* _STUDY TEXT_:

· · ·

Those of us who regard following the Billboard charts as our version of sports fandom have a problem, of the Roger Maris-in-1961 variety, to contend with on this week’s album charts: two different, legitimate No. 1 albums.
On the official SoundScan tally, to be released at end-of-day today and published in Billboard later this week, the victor will be Britney Spears’s Blackout, with about 300,000 albums sold.
But in terms of actual, nationwide sales, the winner–announced this afternoon in a press release–is the Eagles’ Long Road Out of Eden, with a staggering 700,000 sold.
That’s the second-largest first-week total of the year, and it was achieved through just one chain: Wal-Mart Stores, Inc. (including Sam’s Club and the Wal-Mart/Sam’s websites). And therein lies the confusion, and the problem for us score-keepers.
Yes, sports fans: for those of you who have been rooting for the reunion of the Frey-Henley axis to thwart poor little Brit girl’s comeback, your lesser-of-two-evils pick has indeed emerged victorious. (We here at Idolator would’ve preferred Britney to the Eagles, for all sorts of reasons, but we can debate that another time.) What sucks about the Eagles’ win is what this does to chart history–arguably a far worse blow than anything Radiohead did this year.
The Billboard 200 is the main, industry-approved album chart, heir apparent to the former “Top Pop Albums,” which before that was “Top Stereo Albums,” and so on–it’s got decades of history. What you might not know about the album chart is that Billboard, at the behest of the industry folk who rely on its data, scrubs from the chart literally dozens of albums that don’t meet its criteria for either currency or general availability.

· · ·

Dataset entries
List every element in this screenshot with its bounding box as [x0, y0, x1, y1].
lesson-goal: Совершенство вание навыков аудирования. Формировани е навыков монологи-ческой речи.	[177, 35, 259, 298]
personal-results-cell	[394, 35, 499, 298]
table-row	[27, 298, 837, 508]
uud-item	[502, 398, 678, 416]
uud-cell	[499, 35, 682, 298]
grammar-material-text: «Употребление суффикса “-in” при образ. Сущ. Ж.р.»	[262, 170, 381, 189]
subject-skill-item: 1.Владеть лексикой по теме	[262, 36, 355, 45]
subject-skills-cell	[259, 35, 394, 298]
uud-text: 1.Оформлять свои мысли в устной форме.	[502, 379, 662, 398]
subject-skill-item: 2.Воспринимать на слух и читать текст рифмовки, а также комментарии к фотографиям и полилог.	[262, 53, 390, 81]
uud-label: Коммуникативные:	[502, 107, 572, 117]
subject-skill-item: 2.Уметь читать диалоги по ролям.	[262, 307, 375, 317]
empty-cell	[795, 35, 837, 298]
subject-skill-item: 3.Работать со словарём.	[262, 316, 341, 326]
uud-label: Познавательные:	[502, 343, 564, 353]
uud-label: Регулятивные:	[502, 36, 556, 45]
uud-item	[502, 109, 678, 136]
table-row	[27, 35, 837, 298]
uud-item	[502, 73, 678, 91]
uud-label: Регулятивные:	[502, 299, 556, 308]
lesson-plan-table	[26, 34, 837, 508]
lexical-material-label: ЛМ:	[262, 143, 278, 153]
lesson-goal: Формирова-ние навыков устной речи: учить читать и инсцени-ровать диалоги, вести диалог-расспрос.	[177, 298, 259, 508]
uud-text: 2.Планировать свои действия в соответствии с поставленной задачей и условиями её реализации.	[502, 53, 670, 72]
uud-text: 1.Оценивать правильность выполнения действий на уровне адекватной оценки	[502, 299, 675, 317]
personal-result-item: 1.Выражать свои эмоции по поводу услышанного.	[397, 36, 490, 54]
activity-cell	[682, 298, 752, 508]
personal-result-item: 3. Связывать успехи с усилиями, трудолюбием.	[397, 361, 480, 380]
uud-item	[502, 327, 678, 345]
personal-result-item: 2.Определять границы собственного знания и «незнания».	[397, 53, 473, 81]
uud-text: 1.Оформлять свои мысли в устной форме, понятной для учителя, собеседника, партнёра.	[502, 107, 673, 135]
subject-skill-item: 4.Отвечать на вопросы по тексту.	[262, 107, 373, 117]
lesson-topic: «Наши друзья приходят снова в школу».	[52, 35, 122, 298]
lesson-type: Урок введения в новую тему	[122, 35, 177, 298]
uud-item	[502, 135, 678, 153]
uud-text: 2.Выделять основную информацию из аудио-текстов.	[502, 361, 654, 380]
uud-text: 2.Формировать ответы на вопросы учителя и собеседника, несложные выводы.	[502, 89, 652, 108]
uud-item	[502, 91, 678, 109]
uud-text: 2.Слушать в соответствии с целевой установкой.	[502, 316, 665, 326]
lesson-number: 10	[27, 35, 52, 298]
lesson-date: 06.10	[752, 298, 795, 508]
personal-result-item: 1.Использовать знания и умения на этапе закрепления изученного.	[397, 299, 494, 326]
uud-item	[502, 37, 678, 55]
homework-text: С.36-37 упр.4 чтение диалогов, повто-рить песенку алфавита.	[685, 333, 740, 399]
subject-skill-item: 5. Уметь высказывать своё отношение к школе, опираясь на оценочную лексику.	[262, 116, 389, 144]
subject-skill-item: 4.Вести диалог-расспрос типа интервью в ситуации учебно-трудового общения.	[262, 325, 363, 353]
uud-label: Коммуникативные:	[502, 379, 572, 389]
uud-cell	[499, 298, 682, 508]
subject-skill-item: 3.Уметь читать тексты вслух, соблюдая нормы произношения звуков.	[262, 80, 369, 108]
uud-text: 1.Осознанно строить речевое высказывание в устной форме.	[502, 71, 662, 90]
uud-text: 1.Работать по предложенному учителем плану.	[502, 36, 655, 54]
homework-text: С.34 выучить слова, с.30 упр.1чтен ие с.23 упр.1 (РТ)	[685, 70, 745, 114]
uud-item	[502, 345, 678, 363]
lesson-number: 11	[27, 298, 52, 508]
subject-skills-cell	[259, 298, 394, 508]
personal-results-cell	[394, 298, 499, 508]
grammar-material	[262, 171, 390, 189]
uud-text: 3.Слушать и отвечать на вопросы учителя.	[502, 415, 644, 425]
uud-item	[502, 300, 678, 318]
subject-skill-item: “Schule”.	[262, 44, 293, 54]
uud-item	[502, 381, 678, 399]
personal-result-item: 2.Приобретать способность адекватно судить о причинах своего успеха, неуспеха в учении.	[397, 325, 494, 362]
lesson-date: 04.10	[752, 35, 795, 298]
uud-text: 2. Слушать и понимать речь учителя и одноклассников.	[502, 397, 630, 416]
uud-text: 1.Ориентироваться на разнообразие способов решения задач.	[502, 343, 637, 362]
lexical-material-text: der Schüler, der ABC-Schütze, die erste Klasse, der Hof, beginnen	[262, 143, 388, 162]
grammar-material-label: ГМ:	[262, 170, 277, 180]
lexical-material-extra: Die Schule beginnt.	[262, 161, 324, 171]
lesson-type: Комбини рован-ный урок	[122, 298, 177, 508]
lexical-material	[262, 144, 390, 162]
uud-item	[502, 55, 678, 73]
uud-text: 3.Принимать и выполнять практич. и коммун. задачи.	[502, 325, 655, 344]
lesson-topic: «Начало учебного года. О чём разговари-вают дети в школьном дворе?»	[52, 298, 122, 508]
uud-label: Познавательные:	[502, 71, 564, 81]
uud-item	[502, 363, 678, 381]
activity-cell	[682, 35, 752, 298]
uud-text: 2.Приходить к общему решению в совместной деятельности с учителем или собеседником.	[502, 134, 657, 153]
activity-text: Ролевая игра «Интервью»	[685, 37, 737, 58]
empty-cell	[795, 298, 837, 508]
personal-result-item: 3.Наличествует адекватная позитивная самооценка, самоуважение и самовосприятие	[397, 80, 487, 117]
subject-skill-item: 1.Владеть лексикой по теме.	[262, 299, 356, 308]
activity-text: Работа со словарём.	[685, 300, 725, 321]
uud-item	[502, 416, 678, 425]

· · ·

* _WHAT YOU WILL DO_:
#1 In the article on the album charts, through which single retail chain did the Eagles achieve their first-week sales?
#2 Copy out the article on the album charts from "On the official" up to and including "for us score-keepers.".
You won't need the dataset entries for this.

* _TASK RESPONSES_:
#1 Wal-Mart Stores, Inc., including Sam's Club and the Wal-Mart/Sam's websites.

#2
On the official SoundScan tally, to be released at end-of-day today and published in Billboard later this week, the victor will be Britney Spears’s Blackout, with about 300,000 albums sold.
But in terms of actual, nationwide sales, the winner–announced this afternoon in a press release–is the Eagles’ Long Road Out of Eden, with a staggering 700,000 sold.
That’s the second-largest first-week total of the year, and it was achieved through just one chain: Wal-Mart Stores, Inc. (including Sam’s Club and the Wal-Mart/Sam’s websites). And therein lies the confusion, and the problem for us score-keepers.